### Problem to work on
Filter this data down to the lines that hold "sind", and copy them.

### Entries provided
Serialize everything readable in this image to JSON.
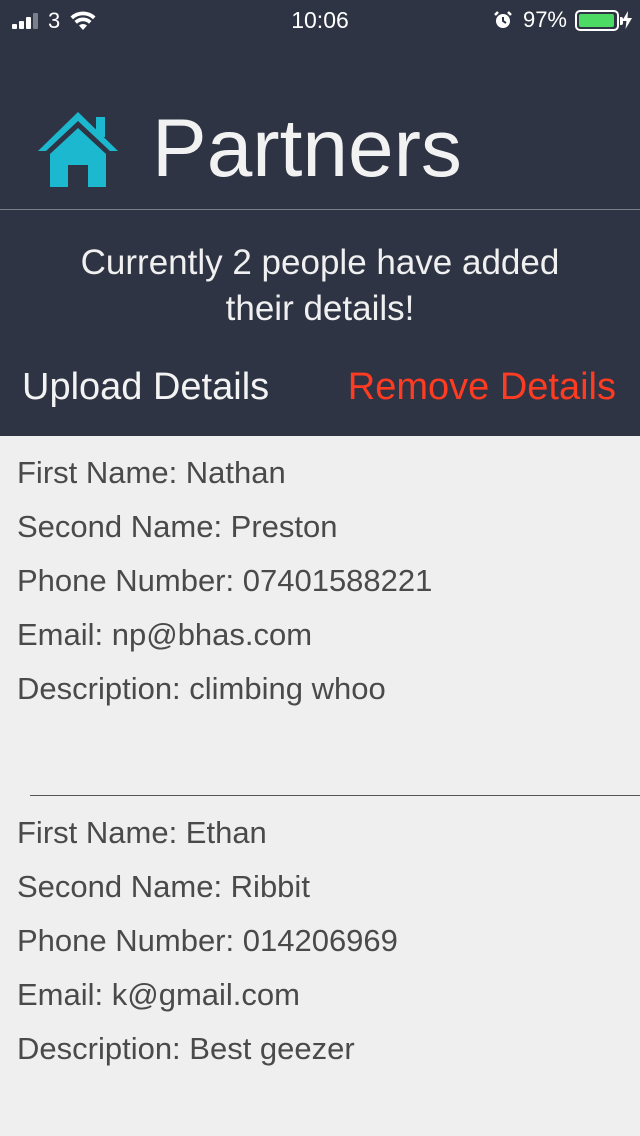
{
  "status_bar": {
    "carrier": "3",
    "time": "10:06",
    "battery_percent": "97%",
    "battery_level": 0.97,
    "icons": [
      "signal-icon",
      "wifi-icon",
      "alarm-icon",
      "battery-icon",
      "charging-bolt-icon"
    ]
  },
  "header": {
    "title": "Partners",
    "icon": "home-icon",
    "icon_color": "#1bb8d0",
    "background": "#2e3443",
    "summary_line1": "Currently 2 people have added",
    "summary_line2": "their details!"
  },
  "actions": {
    "upload_label": "Upload Details",
    "remove_label": "Remove Details",
    "remove_color": "#ff3b22"
  },
  "partners": [
    {
      "first_name": "First Name: Nathan",
      "second_name": "Second Name: Preston",
      "phone": "Phone Number: 07401588221",
      "email": "Email: np@bhas.com",
      "description": "Description: climbing whoo"
    },
    {
      "first_name": "First Name: Ethan",
      "second_name": "Second Name: Ribbit",
      "phone": "Phone Number: 014206969",
      "email": "Email: k@gmail.com",
      "description": "Description: Best geezer"
    }
  ]
}
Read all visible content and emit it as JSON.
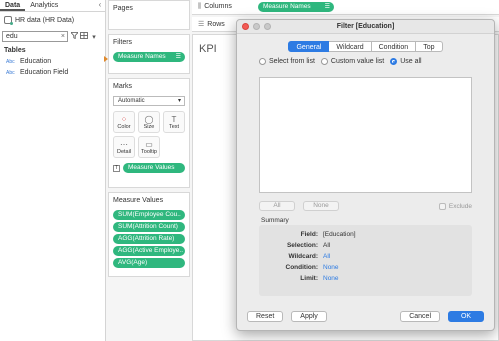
{
  "data_pane": {
    "tabs": [
      "Data",
      "Analytics"
    ],
    "collapse": "‹",
    "datasource": "HR data (HR Data)",
    "search_value": "edu",
    "search_clear": "×",
    "tables_label": "Tables",
    "fields": [
      {
        "type": "Abc",
        "name": "Education"
      },
      {
        "type": "Abc",
        "name": "Education Field"
      }
    ]
  },
  "shelves": {
    "pages": "Pages",
    "filters": "Filters",
    "filter_pill": "Measure Names",
    "marks": "Marks",
    "mark_type": "Automatic",
    "mark_buttons": [
      {
        "icon": "⁘",
        "label": "Color"
      },
      {
        "icon": "◯",
        "label": "Size"
      },
      {
        "icon": "T",
        "label": "Text"
      },
      {
        "icon": "⋯",
        "label": "Detail"
      },
      {
        "icon": "▭",
        "label": "Tooltip"
      }
    ],
    "marks_pill": "Measure Values",
    "measure_values_title": "Measure Values",
    "measure_values": [
      "SUM(Employee Cou..",
      "SUM(Attrition Count)",
      "AGG(Attrition Rate)",
      "AGG(Active Employe..",
      "AVG(Age)"
    ]
  },
  "canvas": {
    "columns_label": "Columns",
    "columns_pill": "Measure Names",
    "rows_label": "Rows",
    "sheet_title": "KPI"
  },
  "dialog": {
    "title": "Filter [Education]",
    "tabs": [
      "General",
      "Wildcard",
      "Condition",
      "Top"
    ],
    "radio_options": [
      "Select from list",
      "Custom value list",
      "Use all"
    ],
    "all_button": "All",
    "none_button": "None",
    "exclude_label": "Exclude",
    "summary_label": "Summary",
    "summary": [
      {
        "key": "Field:",
        "value": "[Education]"
      },
      {
        "key": "Selection:",
        "value": "All"
      },
      {
        "key": "Wildcard:",
        "value": "All"
      },
      {
        "key": "Condition:",
        "value": "None"
      },
      {
        "key": "Limit:",
        "value": "None"
      }
    ],
    "reset": "Reset",
    "apply": "Apply",
    "cancel": "Cancel",
    "ok": "OK"
  },
  "colors": {
    "pill_green": "#2fb77e",
    "accent_blue": "#2d7be3",
    "close_red": "#f35b55"
  }
}
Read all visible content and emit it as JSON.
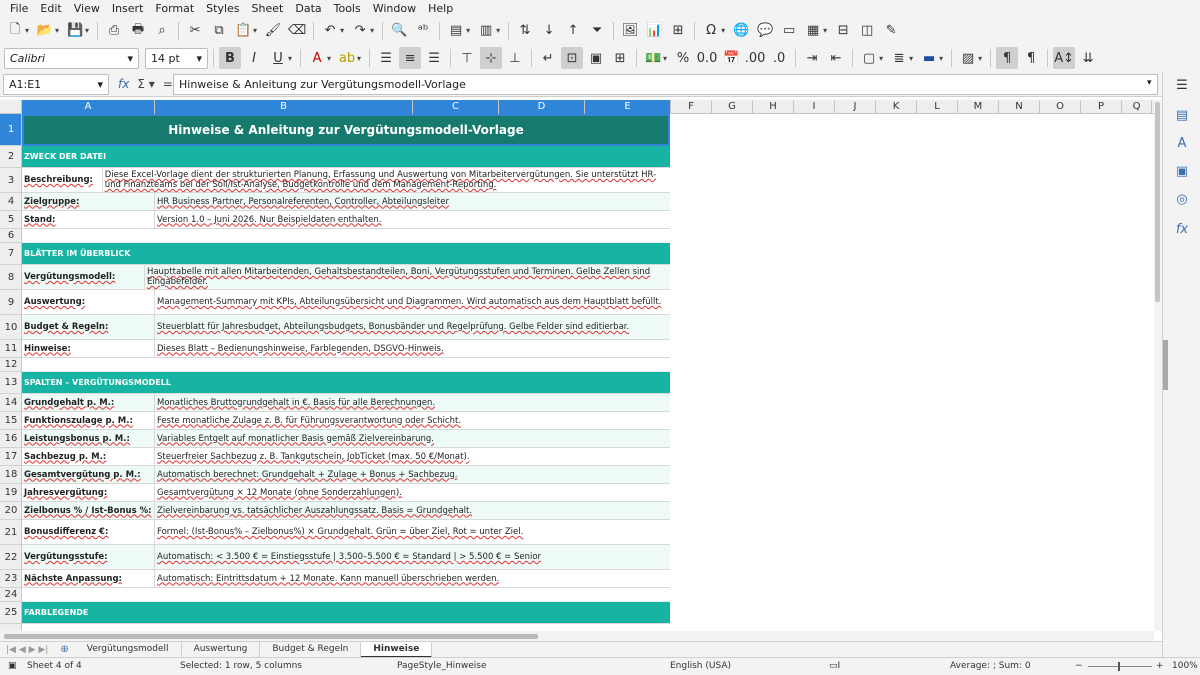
{
  "menu": [
    "File",
    "Edit",
    "View",
    "Insert",
    "Format",
    "Styles",
    "Sheet",
    "Data",
    "Tools",
    "Window",
    "Help"
  ],
  "font": {
    "name": "Calibri",
    "size": "14 pt"
  },
  "namebox": "A1:E1",
  "formula": "Hinweise & Anleitung zur Vergütungsmodell-Vorlage",
  "columns": [
    "A",
    "B",
    "C",
    "D",
    "E",
    "F",
    "G",
    "H",
    "I",
    "J",
    "K",
    "L",
    "M",
    "N",
    "O",
    "P",
    "Q"
  ],
  "rows": [
    {
      "n": "1",
      "kind": "title",
      "label": "Hinweise & Anleitung zur Vergütungsmodell-Vorlage"
    },
    {
      "n": "2",
      "kind": "sec",
      "label": "ZWECK DER DATEI"
    },
    {
      "n": "3",
      "kind": "item",
      "label": "Beschreibung:",
      "value": "Diese Excel-Vorlage dient der strukturierten Planung, Erfassung und Auswertung von Mitarbeitervergütungen. Sie unterstützt HR- und Finanzteams bei der Soll/Ist-Analyse, Budgetkontrolle und dem Management-Reporting."
    },
    {
      "n": "4",
      "kind": "item",
      "label": "Zielgruppe:",
      "value": "HR Business Partner, Personalreferenten, Controller, Abteilungsleiter"
    },
    {
      "n": "5",
      "kind": "item",
      "label": "Stand:",
      "value": "Version 1.0 – Juni 2026. Nur Beispieldaten enthalten."
    },
    {
      "n": "6",
      "kind": "blank"
    },
    {
      "n": "7",
      "kind": "sec",
      "label": "BLÄTTER IM ÜBERBLICK"
    },
    {
      "n": "8",
      "kind": "item",
      "label": "Vergütungsmodell:",
      "value": "Haupttabelle mit allen Mitarbeitenden, Gehaltsbestandteilen, Boni, Vergütungsstufen und Terminen. Gelbe Zellen sind Eingabefelder."
    },
    {
      "n": "9",
      "kind": "item",
      "label": "Auswertung:",
      "value": "Management-Summary mit KPIs, Abteilungsübersicht und Diagrammen. Wird automatisch aus dem Hauptblatt befüllt."
    },
    {
      "n": "10",
      "kind": "item",
      "label": "Budget & Regeln:",
      "value": "Steuerblatt für Jahresbudget, Abteilungsbudgets, Bonusbänder und Regelprüfung. Gelbe Felder sind editierbar."
    },
    {
      "n": "11",
      "kind": "item",
      "label": "Hinweise:",
      "value": "Dieses Blatt – Bedienungshinweise, Farblegenden, DSGVO-Hinweis."
    },
    {
      "n": "12",
      "kind": "blank"
    },
    {
      "n": "13",
      "kind": "sec",
      "label": "SPALTEN – VERGÜTUNGSMODELL"
    },
    {
      "n": "14",
      "kind": "item",
      "label": "Grundgehalt p. M.:",
      "value": "Monatliches Bruttogrundgehalt in €. Basis für alle Berechnungen."
    },
    {
      "n": "15",
      "kind": "item",
      "label": "Funktionszulage p. M.:",
      "value": "Feste monatliche Zulage z. B. für Führungsverantwortung oder Schicht."
    },
    {
      "n": "16",
      "kind": "item",
      "label": "Leistungsbonus p. M.:",
      "value": "Variables Entgelt auf monatlicher Basis gemäß Zielvereinbarung."
    },
    {
      "n": "17",
      "kind": "item",
      "label": "Sachbezug p. M.:",
      "value": "Steuerfreier Sachbezug z. B. Tankgutschein, JobTicket (max. 50 €/Monat)."
    },
    {
      "n": "18",
      "kind": "item",
      "label": "Gesamtvergütung p. M.:",
      "value": "Automatisch berechnet: Grundgehalt + Zulage + Bonus + Sachbezug."
    },
    {
      "n": "19",
      "kind": "item",
      "label": "Jahresvergütung:",
      "value": "Gesamtvergütung × 12 Monate (ohne Sonderzahlungen)."
    },
    {
      "n": "20",
      "kind": "item",
      "label": "Zielbonus % / Ist-Bonus %:",
      "value": "Zielvereinbarung vs. tatsächlicher Auszahlungssatz. Basis = Grundgehalt."
    },
    {
      "n": "21",
      "kind": "item",
      "label": "Bonusdifferenz €:",
      "value": "Formel: (Ist-Bonus% – Zielbonus%) × Grundgehalt. Grün = über Ziel, Rot = unter Ziel."
    },
    {
      "n": "22",
      "kind": "item",
      "label": "Vergütungsstufe:",
      "value": "Automatisch: < 3.500 € = Einstiegsstufe | 3.500–5.500 € = Standard | > 5.500 € = Senior"
    },
    {
      "n": "23",
      "kind": "item",
      "label": "Nächste Anpassung:",
      "value": "Automatisch: Eintrittsdatum + 12 Monate. Kann manuell überschrieben werden."
    },
    {
      "n": "24",
      "kind": "blank"
    },
    {
      "n": "25",
      "kind": "sec",
      "label": "FARBLEGENDE"
    }
  ],
  "tabs": [
    "Vergütungsmodell",
    "Auswertung",
    "Budget & Regeln",
    "Hinweise"
  ],
  "status": {
    "sheet": "Sheet 4 of 4",
    "selection": "Selected: 1 row, 5 columns",
    "pagestyle": "PageStyle_Hinweise",
    "lang": "English (USA)",
    "sum": "Average: ; Sum: 0",
    "zoom": "100%"
  }
}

### Final result
      "value": "Haupttabelle mit allen Mitarbeitenden, Gehaltsbestandteilen, Boni, Vergütungsstufen und Terminen. Gelbe Zellen sind Eingabefelder."
      "value": "Steuerblatt für Jahresbudget, Abteilungsbudgets, Bonusbänder und Regelprüfung. Gelbe Felder sind editierbar."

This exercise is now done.